*Direction*
Lines containing the string "溶液反应生成" are to be collected in full.

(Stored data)
━━━━━━

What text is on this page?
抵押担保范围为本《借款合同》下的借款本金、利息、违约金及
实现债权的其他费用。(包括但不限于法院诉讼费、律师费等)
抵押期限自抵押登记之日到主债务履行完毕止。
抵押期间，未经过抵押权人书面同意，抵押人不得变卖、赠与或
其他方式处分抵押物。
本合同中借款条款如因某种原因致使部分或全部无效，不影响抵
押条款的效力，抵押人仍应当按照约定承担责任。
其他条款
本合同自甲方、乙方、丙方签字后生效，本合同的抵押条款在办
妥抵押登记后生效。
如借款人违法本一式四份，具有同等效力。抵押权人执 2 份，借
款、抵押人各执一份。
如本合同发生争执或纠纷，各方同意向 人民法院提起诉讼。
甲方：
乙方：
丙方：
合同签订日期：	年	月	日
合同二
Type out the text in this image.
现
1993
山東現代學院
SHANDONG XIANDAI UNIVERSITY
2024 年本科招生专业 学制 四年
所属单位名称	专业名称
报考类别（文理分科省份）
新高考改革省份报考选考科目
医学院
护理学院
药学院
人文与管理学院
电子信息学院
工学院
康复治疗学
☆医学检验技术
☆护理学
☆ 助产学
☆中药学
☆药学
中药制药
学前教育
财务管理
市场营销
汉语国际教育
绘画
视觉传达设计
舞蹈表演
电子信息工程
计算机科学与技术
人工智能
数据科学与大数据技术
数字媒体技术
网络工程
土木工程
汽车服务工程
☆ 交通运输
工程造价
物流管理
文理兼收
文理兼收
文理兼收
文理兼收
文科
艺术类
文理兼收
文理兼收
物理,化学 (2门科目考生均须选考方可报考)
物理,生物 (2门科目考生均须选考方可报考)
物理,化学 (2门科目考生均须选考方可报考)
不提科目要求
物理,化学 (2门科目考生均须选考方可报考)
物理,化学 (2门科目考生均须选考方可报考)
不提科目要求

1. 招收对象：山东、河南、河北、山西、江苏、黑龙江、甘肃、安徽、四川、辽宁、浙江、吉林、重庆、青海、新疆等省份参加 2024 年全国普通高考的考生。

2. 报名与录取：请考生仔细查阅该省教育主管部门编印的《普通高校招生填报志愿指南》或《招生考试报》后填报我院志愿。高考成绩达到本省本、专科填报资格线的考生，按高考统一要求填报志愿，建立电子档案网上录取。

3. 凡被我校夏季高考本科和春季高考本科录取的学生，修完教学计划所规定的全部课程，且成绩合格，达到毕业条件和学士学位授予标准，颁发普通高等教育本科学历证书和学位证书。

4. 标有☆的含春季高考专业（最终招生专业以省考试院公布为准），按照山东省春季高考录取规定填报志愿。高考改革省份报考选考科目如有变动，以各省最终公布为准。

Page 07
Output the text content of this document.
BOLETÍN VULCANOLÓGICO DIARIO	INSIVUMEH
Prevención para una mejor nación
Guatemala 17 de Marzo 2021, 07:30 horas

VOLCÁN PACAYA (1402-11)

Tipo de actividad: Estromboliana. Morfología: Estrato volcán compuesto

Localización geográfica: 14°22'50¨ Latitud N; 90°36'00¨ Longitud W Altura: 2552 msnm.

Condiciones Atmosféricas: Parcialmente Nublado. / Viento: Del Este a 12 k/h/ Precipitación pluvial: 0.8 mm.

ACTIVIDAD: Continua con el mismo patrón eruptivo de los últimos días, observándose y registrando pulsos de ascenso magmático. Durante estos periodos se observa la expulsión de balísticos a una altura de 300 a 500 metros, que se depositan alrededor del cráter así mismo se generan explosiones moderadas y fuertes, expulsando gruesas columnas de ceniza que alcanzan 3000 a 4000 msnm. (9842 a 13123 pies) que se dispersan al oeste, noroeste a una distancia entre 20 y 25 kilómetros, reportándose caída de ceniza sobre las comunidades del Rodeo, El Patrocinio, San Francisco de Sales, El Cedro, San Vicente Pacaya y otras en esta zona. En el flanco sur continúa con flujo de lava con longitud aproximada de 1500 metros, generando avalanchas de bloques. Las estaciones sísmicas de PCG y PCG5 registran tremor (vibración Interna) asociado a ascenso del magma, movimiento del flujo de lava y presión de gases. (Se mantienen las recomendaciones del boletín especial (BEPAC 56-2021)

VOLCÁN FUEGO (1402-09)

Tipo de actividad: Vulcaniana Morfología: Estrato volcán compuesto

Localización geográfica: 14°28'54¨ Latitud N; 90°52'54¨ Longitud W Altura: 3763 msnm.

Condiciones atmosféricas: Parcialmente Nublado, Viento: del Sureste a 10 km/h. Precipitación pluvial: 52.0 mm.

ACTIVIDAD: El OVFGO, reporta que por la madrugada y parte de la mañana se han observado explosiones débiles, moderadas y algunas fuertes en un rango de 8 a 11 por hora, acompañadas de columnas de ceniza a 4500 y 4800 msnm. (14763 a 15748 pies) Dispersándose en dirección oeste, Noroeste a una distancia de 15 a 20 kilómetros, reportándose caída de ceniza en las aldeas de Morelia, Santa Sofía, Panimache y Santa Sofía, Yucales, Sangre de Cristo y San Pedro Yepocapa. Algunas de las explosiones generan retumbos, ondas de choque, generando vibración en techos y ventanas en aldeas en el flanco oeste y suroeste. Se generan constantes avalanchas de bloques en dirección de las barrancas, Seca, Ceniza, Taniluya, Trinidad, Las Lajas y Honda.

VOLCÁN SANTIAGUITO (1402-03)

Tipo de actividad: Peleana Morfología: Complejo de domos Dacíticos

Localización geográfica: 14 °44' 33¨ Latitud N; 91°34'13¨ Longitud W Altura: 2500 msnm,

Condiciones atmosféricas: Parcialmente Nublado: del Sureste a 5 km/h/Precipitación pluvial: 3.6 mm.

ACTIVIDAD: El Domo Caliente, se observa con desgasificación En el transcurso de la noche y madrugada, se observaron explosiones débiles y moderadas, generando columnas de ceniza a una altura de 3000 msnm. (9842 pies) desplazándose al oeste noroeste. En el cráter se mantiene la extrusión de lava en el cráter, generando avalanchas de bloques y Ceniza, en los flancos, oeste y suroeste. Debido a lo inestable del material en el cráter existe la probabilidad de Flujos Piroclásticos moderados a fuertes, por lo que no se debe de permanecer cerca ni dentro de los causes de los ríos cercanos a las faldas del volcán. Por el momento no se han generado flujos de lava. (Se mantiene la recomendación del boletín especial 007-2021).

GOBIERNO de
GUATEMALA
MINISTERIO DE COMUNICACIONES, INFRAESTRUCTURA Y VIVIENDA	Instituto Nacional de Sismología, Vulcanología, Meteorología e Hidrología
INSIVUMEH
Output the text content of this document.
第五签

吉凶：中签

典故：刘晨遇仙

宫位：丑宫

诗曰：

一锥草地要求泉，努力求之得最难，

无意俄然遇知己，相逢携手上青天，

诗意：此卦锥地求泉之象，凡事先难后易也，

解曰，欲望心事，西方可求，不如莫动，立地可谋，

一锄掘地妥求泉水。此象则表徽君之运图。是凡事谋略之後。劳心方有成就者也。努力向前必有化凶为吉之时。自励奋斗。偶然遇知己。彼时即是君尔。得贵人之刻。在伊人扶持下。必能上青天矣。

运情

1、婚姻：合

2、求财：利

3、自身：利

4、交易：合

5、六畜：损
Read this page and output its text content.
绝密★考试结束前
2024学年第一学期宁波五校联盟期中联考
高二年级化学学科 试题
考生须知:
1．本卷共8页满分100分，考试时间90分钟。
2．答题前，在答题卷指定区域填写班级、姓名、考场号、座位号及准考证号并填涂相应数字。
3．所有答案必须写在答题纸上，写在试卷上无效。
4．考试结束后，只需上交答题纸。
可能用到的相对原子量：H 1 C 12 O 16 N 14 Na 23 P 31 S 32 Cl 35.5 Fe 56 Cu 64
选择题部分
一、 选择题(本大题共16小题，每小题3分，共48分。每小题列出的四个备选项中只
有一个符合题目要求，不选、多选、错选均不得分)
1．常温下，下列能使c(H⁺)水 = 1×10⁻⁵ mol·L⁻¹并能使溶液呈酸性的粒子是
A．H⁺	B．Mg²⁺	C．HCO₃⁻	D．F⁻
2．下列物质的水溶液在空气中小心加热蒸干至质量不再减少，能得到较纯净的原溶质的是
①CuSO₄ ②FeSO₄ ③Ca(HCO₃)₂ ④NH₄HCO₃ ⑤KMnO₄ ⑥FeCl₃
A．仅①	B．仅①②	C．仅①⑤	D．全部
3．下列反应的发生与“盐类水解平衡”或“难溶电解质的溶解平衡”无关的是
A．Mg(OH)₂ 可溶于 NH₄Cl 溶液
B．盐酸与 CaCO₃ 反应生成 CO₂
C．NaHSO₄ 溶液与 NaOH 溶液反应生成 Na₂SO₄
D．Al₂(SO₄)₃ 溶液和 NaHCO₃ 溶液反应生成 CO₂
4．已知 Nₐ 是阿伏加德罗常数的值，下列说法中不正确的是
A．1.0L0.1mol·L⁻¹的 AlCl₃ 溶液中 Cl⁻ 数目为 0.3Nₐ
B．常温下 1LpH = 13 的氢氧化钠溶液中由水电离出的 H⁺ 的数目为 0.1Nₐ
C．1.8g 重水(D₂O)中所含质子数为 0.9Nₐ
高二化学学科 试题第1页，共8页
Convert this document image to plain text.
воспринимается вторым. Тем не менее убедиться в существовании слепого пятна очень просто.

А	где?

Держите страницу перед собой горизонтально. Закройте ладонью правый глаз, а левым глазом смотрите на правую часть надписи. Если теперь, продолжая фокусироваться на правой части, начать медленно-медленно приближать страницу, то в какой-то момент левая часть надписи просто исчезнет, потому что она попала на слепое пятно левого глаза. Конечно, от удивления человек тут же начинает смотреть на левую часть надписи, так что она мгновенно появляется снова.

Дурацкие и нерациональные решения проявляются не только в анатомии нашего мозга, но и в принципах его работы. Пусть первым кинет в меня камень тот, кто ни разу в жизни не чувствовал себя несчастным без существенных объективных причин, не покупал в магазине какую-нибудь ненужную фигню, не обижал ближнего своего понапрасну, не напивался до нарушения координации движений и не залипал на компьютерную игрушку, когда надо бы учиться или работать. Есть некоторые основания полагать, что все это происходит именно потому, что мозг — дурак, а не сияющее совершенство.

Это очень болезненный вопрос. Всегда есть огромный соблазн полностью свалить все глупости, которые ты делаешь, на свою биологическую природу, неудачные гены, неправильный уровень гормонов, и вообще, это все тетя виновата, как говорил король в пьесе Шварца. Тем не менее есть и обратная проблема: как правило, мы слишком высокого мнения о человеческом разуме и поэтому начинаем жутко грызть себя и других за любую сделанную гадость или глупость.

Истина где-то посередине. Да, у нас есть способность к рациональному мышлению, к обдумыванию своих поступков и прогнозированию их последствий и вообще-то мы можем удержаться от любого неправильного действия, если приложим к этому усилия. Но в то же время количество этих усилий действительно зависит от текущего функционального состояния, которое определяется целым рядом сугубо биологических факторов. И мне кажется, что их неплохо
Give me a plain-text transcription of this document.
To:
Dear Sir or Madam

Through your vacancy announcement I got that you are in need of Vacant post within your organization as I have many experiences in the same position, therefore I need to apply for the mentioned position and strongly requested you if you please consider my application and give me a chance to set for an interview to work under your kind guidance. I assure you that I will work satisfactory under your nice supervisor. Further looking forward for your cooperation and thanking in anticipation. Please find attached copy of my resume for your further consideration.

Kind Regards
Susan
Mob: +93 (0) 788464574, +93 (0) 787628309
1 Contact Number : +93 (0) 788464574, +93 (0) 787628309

━━━━━━

*Output*
C．NaHSO₄ 溶液与 NaOH 溶液反应生成 Na₂SO₄
D．Al₂(SO₄)₃ 溶液和 NaHCO₃ 溶液反应生成 CO₂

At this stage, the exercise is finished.